(Source records)

begin

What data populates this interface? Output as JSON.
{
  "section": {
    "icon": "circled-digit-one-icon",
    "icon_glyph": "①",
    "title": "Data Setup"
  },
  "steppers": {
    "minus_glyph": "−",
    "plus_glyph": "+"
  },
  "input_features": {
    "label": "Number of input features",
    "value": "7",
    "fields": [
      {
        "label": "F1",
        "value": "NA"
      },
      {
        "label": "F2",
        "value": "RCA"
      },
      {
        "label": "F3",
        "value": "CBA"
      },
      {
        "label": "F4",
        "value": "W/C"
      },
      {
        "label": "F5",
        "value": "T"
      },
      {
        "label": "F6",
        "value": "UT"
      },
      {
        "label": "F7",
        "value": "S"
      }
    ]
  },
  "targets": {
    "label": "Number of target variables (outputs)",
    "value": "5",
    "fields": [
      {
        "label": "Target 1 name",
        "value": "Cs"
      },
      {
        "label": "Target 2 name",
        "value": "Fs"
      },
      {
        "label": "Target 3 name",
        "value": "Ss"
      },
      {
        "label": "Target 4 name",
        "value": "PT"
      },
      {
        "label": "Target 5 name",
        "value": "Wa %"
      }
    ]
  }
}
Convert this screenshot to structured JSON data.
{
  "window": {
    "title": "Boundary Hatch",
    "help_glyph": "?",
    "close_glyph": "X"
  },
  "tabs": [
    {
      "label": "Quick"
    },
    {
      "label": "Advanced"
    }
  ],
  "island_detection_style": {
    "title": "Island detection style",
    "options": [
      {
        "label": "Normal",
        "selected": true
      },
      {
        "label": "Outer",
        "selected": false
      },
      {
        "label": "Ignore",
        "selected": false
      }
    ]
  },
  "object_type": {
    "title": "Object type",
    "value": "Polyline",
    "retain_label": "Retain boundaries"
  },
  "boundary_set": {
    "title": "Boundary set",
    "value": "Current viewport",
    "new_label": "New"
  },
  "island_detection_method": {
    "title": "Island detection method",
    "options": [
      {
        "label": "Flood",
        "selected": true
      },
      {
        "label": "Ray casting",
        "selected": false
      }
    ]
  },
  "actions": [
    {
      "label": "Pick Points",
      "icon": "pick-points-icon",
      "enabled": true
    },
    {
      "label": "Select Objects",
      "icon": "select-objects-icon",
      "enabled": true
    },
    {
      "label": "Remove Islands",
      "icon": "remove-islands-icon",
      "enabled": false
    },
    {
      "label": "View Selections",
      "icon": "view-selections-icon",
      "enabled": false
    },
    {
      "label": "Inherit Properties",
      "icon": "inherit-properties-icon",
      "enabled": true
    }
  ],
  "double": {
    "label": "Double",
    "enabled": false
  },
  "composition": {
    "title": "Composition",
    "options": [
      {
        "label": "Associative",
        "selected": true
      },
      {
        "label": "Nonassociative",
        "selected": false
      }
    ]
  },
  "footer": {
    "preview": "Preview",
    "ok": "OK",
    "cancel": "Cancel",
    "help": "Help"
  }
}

end

=== Problem ===
Your task is to output the full set of records exactly as presented.

=== Exercise result ===
What data populates this interface? Output as JSON.
{
  "section": {
    "icon": "circled-digit-one-icon",
    "icon_glyph": "①",
    "title": "Data Setup"
  },
  "steppers": {
    "minus_glyph": "−",
    "plus_glyph": "+"
  },
  "input_features": {
    "label": "Number of input features",
    "value": "7",
    "fields": [
      {
        "label": "F1",
        "value": "NA"
      },
      {
        "label": "F2",
        "value": "RCA"
      },
      {
        "label": "F3",
        "value": "CBA"
      },
      {
        "label": "F4",
        "value": "W/C"
      },
      {
        "label": "F5",
        "value": "T"
      },
      {
        "label": "F6",
        "value": "UT"
      },
      {
        "label": "F7",
        "value": "S"
      }
    ]
  },
  "targets": {
    "label": "Number of target variables (outputs)",
    "value": "5",
    "fields": [
      {
        "label": "Target 1 name",
        "value": "Cs"
      },
      {
        "label": "Target 2 name",
        "value": "Fs"
      },
      {
        "label": "Target 3 name",
        "value": "Ss"
      },
      {
        "label": "Target 4 name",
        "value": "PT"
      },
      {
        "label": "Target 5 name",
        "value": "Wa %"
      }
    ]
  }
}
Convert this screenshot to structured JSON data.
{
  "window": {
    "title": "Boundary Hatch",
    "help_glyph": "?",
    "close_glyph": "X"
  },
  "tabs": [
    {
      "label": "Quick"
    },
    {
      "label": "Advanced"
    }
  ],
  "island_detection_style": {
    "title": "Island detection style",
    "options": [
      {
        "label": "Normal",
        "selected": true
      },
      {
        "label": "Outer",
        "selected": false
      },
      {
        "label": "Ignore",
        "selected": false
      }
    ]
  },
  "object_type": {
    "title": "Object type",
    "value": "Polyline",
    "retain_label": "Retain boundaries"
  },
  "boundary_set": {
    "title": "Boundary set",
    "value": "Current viewport",
    "new_label": "New"
  },
  "island_detection_method": {
    "title": "Island detection method",
    "options": [
      {
        "label": "Flood",
        "selected": true
      },
      {
        "label": "Ray casting",
        "selected": false
      }
    ]
  },
  "actions": [
    {
      "label": "Pick Points",
      "icon": "pick-points-icon",
      "enabled": true
    },
    {
      "label": "Select Objects",
      "icon": "select-objects-icon",
      "enabled": true
    },
    {
      "label": "Remove Islands",
      "icon": "remove-islands-icon",
      "enabled": false
    },
    {
      "label": "View Selections",
      "icon": "view-selections-icon",
      "enabled": false
    },
    {
      "label": "Inherit Properties",
      "icon": "inherit-properties-icon",
      "enabled": true
    }
  ],
  "double": {
    "label": "Double",
    "enabled": false
  },
  "composition": {
    "title": "Composition",
    "options": [
      {
        "label": "Associative",
        "selected": true
      },
      {
        "label": "Nonassociative",
        "selected": false
      }
    ]
  },
  "footer": {
    "preview": "Preview",
    "ok": "OK",
    "cancel": "Cancel",
    "help": "Help"
  }
}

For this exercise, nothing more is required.